REQUIRED TASKS:
#1 Answer these questions about the British Airways review-scraping code, one answer per line, marked as the questions are:
(a) How many pages is the loop set to scrape?
(b) Which parser is passed to BeautifulSoup?
(c) Which class of div does the code search for?
#2 In the British Airways review-scraping code, write out the stretch from "# Create URL" through "reviews.append(sou.get_text())" again, changing every "response" to "resp".
#3 In the British Airways review-scraping code, what reason does the comment give for building a URL inside the loop? Answer in one or two sentences.

### British American Airways Sentiment Analysis

In [14]:
# importing libraries
import pandas as pd
import requests
from bs4 import BeautifulSoup
import re
import nltk
from nltk import word_tokenize
from nltk.corpus import stopwords
from nltk import pos_tag
from nltk.corpus import wordnet

In [2]:
# scrapping data from the websiste
url = "https://www.airlinequality.com/airline-reviews/british-airways"
num_pages = 15
page_size = 100

reviews = []

# loop to scrap the pages:
for i in range(1, num_pages + 1):

    print(f"Scraping page {i}")

    # Create URL to collect links from data
    url = f"{url}/page/{i}/?sortby=post_date%3ADesc&pagesize={page_size}"

    # Collecting HTML data
    response = requests.get(url)

    # Parsing content
    content = response.content
    soup = BeautifulSoup(content, 'html.parser')
    for sou in soup.find_all("div", {"class": "text_content"}):
        reviews.append(sou.get_text())
    
    print(f"Number of reviews: {len(reviews)}")

RECORD EXCERPTS:
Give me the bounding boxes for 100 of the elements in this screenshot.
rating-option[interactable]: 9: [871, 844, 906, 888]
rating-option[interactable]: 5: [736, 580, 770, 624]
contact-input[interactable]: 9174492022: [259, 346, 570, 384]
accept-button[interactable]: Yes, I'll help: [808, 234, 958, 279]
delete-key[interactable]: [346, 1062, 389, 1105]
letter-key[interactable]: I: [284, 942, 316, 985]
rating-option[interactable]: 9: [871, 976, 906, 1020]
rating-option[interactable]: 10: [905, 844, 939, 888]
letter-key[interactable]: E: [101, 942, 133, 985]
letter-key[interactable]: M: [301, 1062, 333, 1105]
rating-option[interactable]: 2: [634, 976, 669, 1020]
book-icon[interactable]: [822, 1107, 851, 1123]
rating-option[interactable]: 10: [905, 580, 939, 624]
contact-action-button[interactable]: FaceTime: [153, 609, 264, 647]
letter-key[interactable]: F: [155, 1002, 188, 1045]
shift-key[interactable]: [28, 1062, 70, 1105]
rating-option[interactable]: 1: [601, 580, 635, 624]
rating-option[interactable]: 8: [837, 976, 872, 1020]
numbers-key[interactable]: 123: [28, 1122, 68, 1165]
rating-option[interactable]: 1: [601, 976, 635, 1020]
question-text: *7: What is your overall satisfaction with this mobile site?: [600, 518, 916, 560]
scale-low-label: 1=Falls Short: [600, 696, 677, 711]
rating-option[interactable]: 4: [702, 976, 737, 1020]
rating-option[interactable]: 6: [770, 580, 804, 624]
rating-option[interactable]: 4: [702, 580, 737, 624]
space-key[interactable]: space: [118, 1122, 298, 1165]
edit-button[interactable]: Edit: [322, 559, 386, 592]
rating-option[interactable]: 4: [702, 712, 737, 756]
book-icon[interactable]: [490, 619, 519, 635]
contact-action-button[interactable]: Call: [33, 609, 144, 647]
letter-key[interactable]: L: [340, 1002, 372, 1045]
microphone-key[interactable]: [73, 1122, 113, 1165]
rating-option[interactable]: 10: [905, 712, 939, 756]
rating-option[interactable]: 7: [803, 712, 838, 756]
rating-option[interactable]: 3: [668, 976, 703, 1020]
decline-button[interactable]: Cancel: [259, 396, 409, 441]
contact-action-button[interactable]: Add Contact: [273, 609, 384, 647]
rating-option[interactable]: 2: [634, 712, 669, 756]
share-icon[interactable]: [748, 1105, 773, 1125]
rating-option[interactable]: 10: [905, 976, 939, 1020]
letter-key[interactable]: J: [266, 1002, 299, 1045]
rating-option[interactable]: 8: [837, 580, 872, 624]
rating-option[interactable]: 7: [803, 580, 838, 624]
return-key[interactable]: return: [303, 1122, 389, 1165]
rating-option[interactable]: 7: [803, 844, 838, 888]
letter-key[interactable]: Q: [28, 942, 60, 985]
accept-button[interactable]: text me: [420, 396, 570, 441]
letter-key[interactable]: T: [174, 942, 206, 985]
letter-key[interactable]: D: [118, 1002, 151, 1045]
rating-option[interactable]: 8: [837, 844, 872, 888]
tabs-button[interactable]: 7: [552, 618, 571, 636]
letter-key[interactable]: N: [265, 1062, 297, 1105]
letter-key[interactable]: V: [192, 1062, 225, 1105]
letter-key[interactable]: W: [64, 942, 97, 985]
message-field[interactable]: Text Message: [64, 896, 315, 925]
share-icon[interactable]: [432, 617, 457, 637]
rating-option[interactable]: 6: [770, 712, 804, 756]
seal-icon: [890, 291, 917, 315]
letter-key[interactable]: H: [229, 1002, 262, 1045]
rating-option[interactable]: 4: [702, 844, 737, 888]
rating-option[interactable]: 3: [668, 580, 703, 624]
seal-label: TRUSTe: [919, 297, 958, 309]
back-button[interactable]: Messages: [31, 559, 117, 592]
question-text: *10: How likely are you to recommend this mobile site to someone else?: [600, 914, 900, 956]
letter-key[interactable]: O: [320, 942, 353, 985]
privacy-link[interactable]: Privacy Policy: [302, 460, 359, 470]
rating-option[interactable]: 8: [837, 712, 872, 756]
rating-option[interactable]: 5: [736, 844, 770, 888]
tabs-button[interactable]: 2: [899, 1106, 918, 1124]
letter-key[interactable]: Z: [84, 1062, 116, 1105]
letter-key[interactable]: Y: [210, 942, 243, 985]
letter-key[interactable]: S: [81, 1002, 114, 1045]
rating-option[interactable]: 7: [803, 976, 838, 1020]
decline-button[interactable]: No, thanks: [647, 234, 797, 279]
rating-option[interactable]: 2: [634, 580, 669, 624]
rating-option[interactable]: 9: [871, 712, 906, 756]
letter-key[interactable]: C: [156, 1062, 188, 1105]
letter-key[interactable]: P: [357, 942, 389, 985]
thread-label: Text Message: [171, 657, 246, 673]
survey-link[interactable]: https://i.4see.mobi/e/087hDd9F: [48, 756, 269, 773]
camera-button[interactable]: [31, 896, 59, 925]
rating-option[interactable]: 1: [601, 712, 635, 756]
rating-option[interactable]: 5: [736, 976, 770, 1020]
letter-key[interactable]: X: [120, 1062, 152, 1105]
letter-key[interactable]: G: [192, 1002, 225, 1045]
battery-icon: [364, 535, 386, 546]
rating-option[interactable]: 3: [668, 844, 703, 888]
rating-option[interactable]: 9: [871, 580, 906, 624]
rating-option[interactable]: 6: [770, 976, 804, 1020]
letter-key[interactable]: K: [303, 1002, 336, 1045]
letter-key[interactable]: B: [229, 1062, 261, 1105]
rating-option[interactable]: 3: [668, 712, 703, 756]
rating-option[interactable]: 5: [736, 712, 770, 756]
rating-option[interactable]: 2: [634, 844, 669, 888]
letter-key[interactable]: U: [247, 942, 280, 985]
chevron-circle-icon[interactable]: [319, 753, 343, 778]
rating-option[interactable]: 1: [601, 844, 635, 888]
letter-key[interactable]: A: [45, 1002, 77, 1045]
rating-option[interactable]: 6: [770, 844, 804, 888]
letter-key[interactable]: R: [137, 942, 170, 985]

SOLUTIONS PER TASK:
#1
(a) 15
(b) 'html.parser'
(c) "text_content"

#2
# Create URL to collect links from data
    url = f"{url}/page/{i}/?sortby=post_date%3ADesc&pagesize={page_size}"

    # Collecting HTML data
    resp = requests.get(url)

    # Parsing content
    content = resp.content
    soup = BeautifulSoup(content, 'html.parser')
    for sou in soup.find_all("div", {"class": "text_content"}):
        reviews.append(sou.get_text())

#3 The comment says the URL is created to collect links from the data. For each page, it combines the page number and page size into that URL.